_Written task_:
Without the pictures, return each record as it appears.

_Exercise inputs_:

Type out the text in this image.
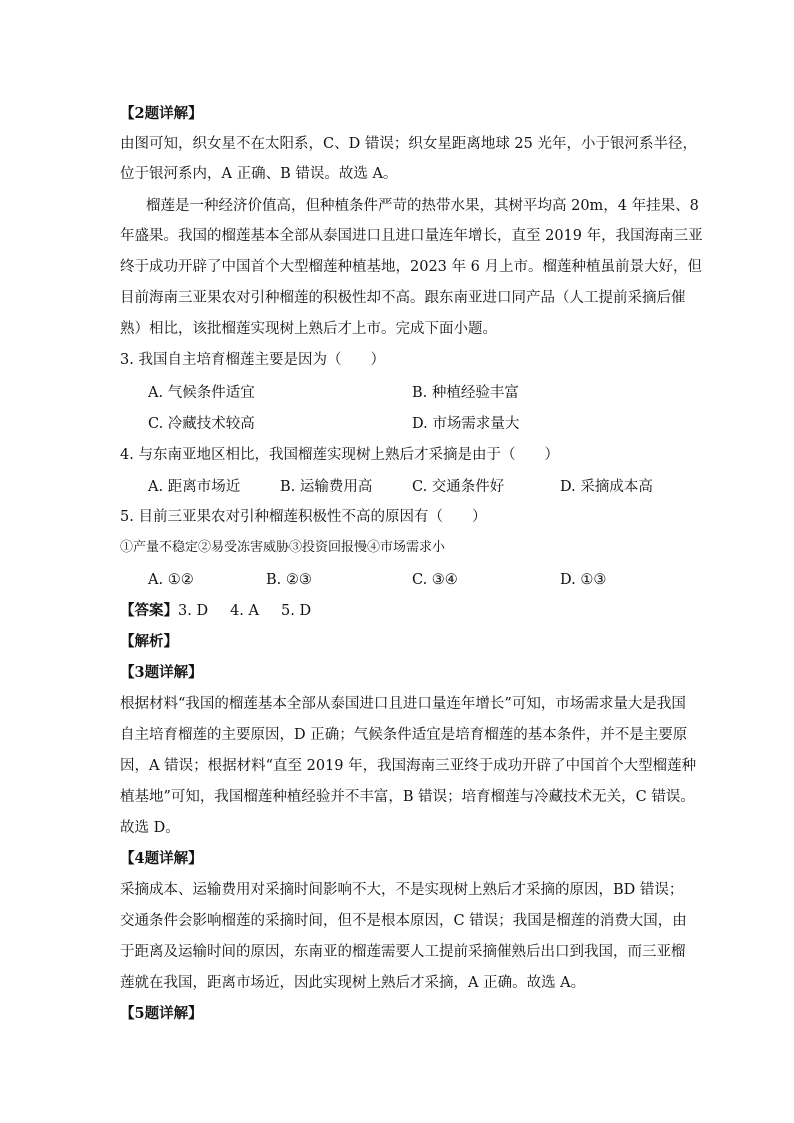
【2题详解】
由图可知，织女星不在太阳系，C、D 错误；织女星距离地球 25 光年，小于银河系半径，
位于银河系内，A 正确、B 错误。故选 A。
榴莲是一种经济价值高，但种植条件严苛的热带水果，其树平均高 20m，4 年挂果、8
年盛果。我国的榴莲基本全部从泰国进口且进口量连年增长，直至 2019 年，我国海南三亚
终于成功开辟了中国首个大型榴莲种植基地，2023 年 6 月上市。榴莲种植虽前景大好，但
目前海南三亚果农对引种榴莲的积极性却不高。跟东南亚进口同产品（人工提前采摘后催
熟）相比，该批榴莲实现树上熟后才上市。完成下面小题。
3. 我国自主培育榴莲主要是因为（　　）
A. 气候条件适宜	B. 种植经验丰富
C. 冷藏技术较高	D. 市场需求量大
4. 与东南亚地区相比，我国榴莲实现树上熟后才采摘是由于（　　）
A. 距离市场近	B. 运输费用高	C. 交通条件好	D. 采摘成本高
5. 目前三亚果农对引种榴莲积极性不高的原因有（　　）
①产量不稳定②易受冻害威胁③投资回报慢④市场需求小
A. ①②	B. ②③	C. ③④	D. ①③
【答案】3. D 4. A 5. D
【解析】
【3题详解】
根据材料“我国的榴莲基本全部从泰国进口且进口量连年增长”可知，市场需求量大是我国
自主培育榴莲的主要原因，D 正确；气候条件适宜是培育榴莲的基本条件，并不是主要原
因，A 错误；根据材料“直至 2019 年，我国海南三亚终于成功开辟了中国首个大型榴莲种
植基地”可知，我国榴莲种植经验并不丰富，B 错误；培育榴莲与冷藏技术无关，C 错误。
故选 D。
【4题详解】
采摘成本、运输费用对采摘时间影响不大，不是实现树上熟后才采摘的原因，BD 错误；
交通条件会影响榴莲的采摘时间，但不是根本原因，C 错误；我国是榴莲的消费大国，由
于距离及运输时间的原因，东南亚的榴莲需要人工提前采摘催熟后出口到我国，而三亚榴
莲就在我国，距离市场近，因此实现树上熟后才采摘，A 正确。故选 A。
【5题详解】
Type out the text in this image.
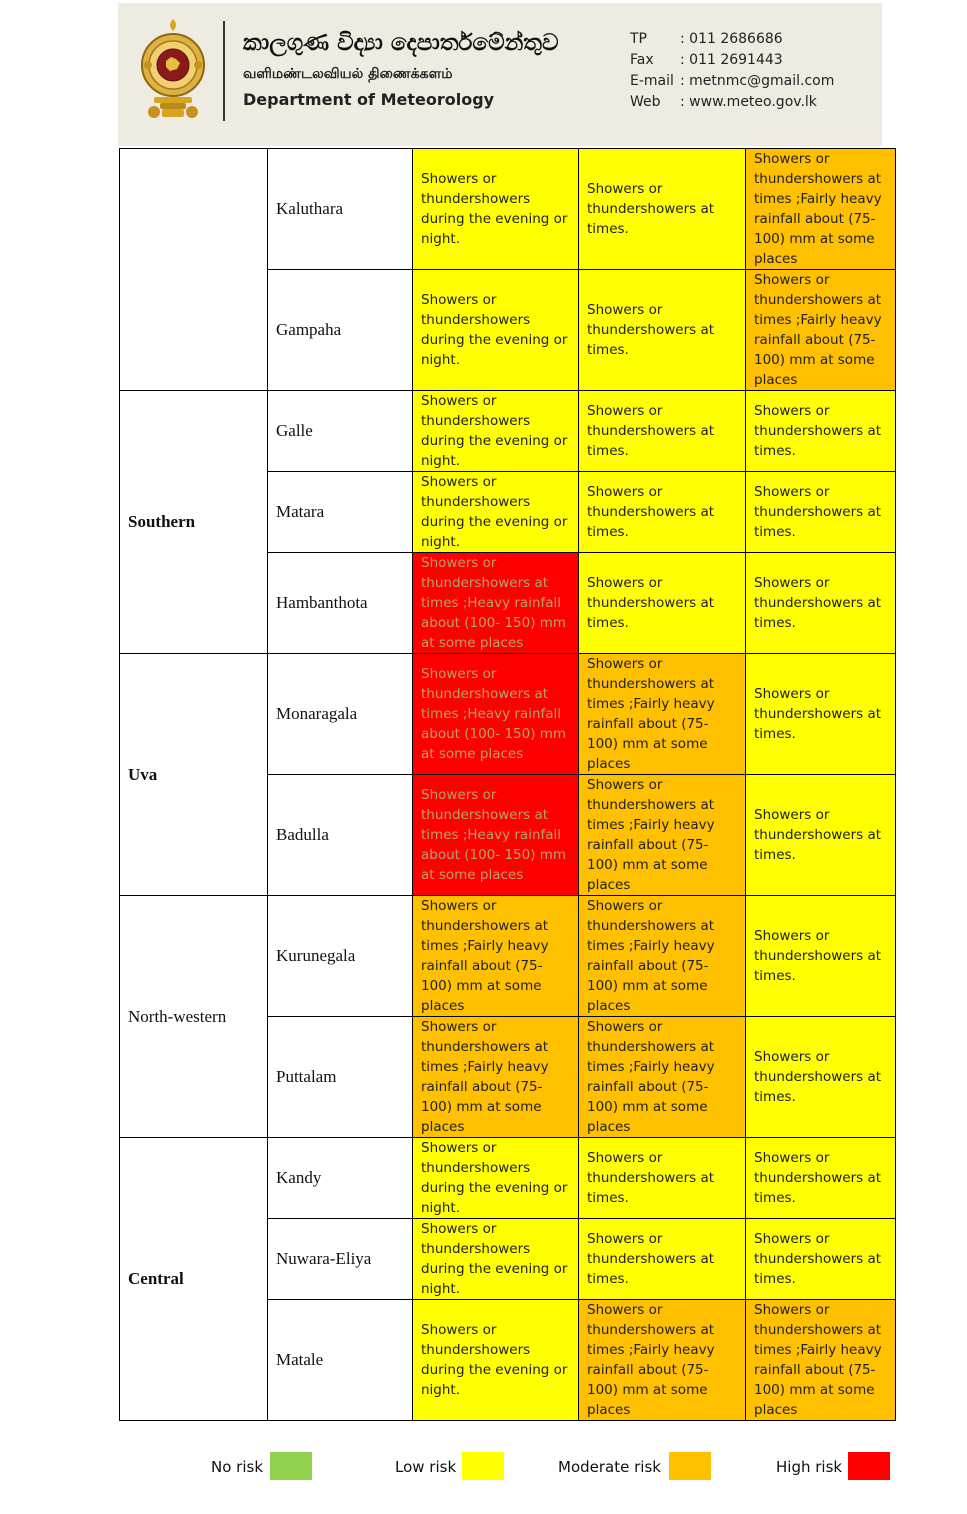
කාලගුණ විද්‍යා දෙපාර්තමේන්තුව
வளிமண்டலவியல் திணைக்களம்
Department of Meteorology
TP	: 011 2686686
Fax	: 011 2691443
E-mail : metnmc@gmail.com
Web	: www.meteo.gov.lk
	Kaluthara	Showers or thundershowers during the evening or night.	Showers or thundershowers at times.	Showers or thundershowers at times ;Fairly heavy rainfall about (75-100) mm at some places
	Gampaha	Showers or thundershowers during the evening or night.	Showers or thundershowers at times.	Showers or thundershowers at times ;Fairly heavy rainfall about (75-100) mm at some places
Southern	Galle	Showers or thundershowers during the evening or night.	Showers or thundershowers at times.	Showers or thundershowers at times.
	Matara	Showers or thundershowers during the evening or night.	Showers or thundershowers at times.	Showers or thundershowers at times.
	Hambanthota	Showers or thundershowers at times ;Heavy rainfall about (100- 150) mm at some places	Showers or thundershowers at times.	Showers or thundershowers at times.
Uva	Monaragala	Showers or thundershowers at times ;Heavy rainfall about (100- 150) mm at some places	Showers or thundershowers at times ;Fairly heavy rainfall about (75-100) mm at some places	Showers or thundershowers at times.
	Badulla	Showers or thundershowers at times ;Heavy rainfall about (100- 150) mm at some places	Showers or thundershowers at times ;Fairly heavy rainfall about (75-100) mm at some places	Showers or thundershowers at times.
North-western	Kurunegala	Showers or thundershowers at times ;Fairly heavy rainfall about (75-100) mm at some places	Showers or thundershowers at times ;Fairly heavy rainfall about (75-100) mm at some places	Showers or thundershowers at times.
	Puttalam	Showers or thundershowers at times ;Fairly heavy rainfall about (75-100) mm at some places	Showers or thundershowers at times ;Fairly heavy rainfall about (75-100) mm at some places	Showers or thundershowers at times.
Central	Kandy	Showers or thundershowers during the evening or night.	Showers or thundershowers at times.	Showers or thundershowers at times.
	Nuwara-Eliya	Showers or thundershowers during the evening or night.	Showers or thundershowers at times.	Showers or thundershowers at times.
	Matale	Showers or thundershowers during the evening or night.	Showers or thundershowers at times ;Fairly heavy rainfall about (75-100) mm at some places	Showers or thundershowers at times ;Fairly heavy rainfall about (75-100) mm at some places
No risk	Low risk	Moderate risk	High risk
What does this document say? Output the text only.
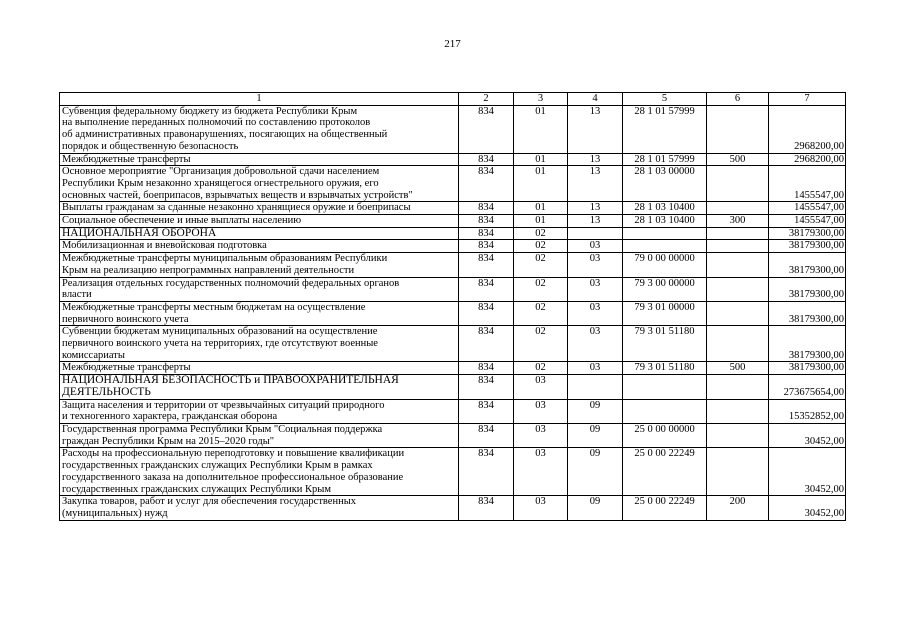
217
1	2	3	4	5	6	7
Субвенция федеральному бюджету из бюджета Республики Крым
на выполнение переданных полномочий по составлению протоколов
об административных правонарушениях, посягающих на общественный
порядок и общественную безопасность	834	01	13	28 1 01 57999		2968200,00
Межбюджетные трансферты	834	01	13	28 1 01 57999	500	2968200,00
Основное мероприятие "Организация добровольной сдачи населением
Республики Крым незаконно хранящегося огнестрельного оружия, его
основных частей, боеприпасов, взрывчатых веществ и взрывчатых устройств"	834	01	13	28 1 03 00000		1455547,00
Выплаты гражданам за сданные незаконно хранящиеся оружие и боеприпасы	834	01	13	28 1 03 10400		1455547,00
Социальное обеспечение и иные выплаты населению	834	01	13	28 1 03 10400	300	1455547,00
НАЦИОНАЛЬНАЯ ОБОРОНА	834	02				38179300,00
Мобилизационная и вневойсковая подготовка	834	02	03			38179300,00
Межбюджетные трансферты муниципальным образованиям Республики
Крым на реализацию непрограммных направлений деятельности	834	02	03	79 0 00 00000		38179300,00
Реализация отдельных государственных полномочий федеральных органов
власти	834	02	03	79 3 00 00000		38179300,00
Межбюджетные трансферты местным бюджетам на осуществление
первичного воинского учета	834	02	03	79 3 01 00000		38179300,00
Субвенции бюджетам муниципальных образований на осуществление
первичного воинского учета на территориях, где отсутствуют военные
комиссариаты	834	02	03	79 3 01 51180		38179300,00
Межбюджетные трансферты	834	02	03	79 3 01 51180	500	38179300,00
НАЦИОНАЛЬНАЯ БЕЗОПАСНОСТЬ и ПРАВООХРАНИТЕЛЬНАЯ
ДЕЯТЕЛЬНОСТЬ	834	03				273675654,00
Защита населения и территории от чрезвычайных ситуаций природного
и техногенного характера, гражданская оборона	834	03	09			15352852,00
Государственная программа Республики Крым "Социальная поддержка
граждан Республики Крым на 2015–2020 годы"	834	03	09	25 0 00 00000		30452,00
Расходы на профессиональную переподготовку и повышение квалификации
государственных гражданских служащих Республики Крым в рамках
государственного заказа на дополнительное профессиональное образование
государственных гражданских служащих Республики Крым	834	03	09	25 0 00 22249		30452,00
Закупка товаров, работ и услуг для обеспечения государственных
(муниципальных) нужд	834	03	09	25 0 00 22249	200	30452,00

_Written solution_:
Type out the text in this image.
【2题详解】
由图可知，织女星不在太阳系，C、D 错误；织女星距离地球 25 光年，小于银河系半径，
位于银河系内，A 正确、B 错误。故选 A。
榴莲是一种经济价值高，但种植条件严苛的热带水果，其树平均高 20m，4 年挂果、8
年盛果。我国的榴莲基本全部从泰国进口且进口量连年增长，直至 2019 年，我国海南三亚
终于成功开辟了中国首个大型榴莲种植基地，2023 年 6 月上市。榴莲种植虽前景大好，但
目前海南三亚果农对引种榴莲的积极性却不高。跟东南亚进口同产品（人工提前采摘后催
熟）相比，该批榴莲实现树上熟后才上市。完成下面小题。
3. 我国自主培育榴莲主要是因为（　　）
A. 气候条件适宜	B. 种植经验丰富
C. 冷藏技术较高	D. 市场需求量大
4. 与东南亚地区相比，我国榴莲实现树上熟后才采摘是由于（　　）
A. 距离市场近	B. 运输费用高	C. 交通条件好	D. 采摘成本高
5. 目前三亚果农对引种榴莲积极性不高的原因有（　　）
①产量不稳定②易受冻害威胁③投资回报慢④市场需求小
A. ①②	B. ②③	C. ③④	D. ①③
【答案】3. D 4. A 5. D
【解析】
【3题详解】
根据材料“我国的榴莲基本全部从泰国进口且进口量连年增长”可知，市场需求量大是我国
自主培育榴莲的主要原因，D 正确；气候条件适宜是培育榴莲的基本条件，并不是主要原
因，A 错误；根据材料“直至 2019 年，我国海南三亚终于成功开辟了中国首个大型榴莲种
植基地”可知，我国榴莲种植经验并不丰富，B 错误；培育榴莲与冷藏技术无关，C 错误。
故选 D。
【4题详解】
采摘成本、运输费用对采摘时间影响不大，不是实现树上熟后才采摘的原因，BD 错误；
交通条件会影响榴莲的采摘时间，但不是根本原因，C 错误；我国是榴莲的消费大国，由
于距离及运输时间的原因，东南亚的榴莲需要人工提前采摘催熟后出口到我国，而三亚榴
莲就在我国，距离市场近，因此实现树上熟后才采摘，A 正确。故选 A。
【5题详解】
Type out the text in this image.
කාලගුණ විද්‍යා දෙපාර්තමේන්තුව
வளிமண்டலவியல் திணைக்களம்
Department of Meteorology
TP	: 011 2686686
Fax	: 011 2691443
E-mail : metnmc@gmail.com
Web	: www.meteo.gov.lk
	Kaluthara	Showers or thundershowers during the evening or night.	Showers or thundershowers at times.	Showers or thundershowers at times ;Fairly heavy rainfall about (75-100) mm at some places
	Gampaha	Showers or thundershowers during the evening or night.	Showers or thundershowers at times.	Showers or thundershowers at times ;Fairly heavy rainfall about (75-100) mm at some places
Southern	Galle	Showers or thundershowers during the evening or night.	Showers or thundershowers at times.	Showers or thundershowers at times.
	Matara	Showers or thundershowers during the evening or night.	Showers or thundershowers at times.	Showers or thundershowers at times.
	Hambanthota	Showers or thundershowers at times ;Heavy rainfall about (100- 150) mm at some places	Showers or thundershowers at times.	Showers or thundershowers at times.
Uva	Monaragala	Showers or thundershowers at times ;Heavy rainfall about (100- 150) mm at some places	Showers or thundershowers at times ;Fairly heavy rainfall about (75-100) mm at some places	Showers or thundershowers at times.
	Badulla	Showers or thundershowers at times ;Heavy rainfall about (100- 150) mm at some places	Showers or thundershowers at times ;Fairly heavy rainfall about (75-100) mm at some places	Showers or thundershowers at times.
North-western	Kurunegala	Showers or thundershowers at times ;Fairly heavy rainfall about (75-100) mm at some places	Showers or thundershowers at times ;Fairly heavy rainfall about (75-100) mm at some places	Showers or thundershowers at times.
	Puttalam	Showers or thundershowers at times ;Fairly heavy rainfall about (75-100) mm at some places	Showers or thundershowers at times ;Fairly heavy rainfall about (75-100) mm at some places	Showers or thundershowers at times.
Central	Kandy	Showers or thundershowers during the evening or night.	Showers or thundershowers at times.	Showers or thundershowers at times.
	Nuwara-Eliya	Showers or thundershowers during the evening or night.	Showers or thundershowers at times.	Showers or thundershowers at times.
	Matale	Showers or thundershowers during the evening or night.	Showers or thundershowers at times ;Fairly heavy rainfall about (75-100) mm at some places	Showers or thundershowers at times ;Fairly heavy rainfall about (75-100) mm at some places
No risk	Low risk	Moderate risk	High risk
What does this document say? Output the text only.
217
1	2	3	4	5	6	7
Субвенция федеральному бюджету из бюджета Республики Крым
на выполнение переданных полномочий по составлению протоколов
об административных правонарушениях, посягающих на общественный
порядок и общественную безопасность	834	01	13	28 1 01 57999		2968200,00
Межбюджетные трансферты	834	01	13	28 1 01 57999	500	2968200,00
Основное мероприятие "Организация добровольной сдачи населением
Республики Крым незаконно хранящегося огнестрельного оружия, его
основных частей, боеприпасов, взрывчатых веществ и взрывчатых устройств"	834	01	13	28 1 03 00000		1455547,00
Выплаты гражданам за сданные незаконно хранящиеся оружие и боеприпасы	834	01	13	28 1 03 10400		1455547,00
Социальное обеспечение и иные выплаты населению	834	01	13	28 1 03 10400	300	1455547,00
НАЦИОНАЛЬНАЯ ОБОРОНА	834	02				38179300,00
Мобилизационная и вневойсковая подготовка	834	02	03			38179300,00
Межбюджетные трансферты муниципальным образованиям Республики
Крым на реализацию непрограммных направлений деятельности	834	02	03	79 0 00 00000		38179300,00
Реализация отдельных государственных полномочий федеральных органов
власти	834	02	03	79 3 00 00000		38179300,00
Межбюджетные трансферты местным бюджетам на осуществление
первичного воинского учета	834	02	03	79 3 01 00000		38179300,00
Субвенции бюджетам муниципальных образований на осуществление
первичного воинского учета на территориях, где отсутствуют военные
комиссариаты	834	02	03	79 3 01 51180		38179300,00
Межбюджетные трансферты	834	02	03	79 3 01 51180	500	38179300,00
НАЦИОНАЛЬНАЯ БЕЗОПАСНОСТЬ и ПРАВООХРАНИТЕЛЬНАЯ
ДЕЯТЕЛЬНОСТЬ	834	03				273675654,00
Защита населения и территории от чрезвычайных ситуаций природного
и техногенного характера, гражданская оборона	834	03	09			15352852,00
Государственная программа Республики Крым "Социальная поддержка
граждан Республики Крым на 2015–2020 годы"	834	03	09	25 0 00 00000		30452,00
Расходы на профессиональную переподготовку и повышение квалификации
государственных гражданских служащих Республики Крым в рамках
государственного заказа на дополнительное профессиональное образование
государственных гражданских служащих Республики Крым	834	03	09	25 0 00 22249		30452,00
Закупка товаров, работ и услуг для обеспечения государственных
(муниципальных) нужд	834	03	09	25 0 00 22249	200	30452,00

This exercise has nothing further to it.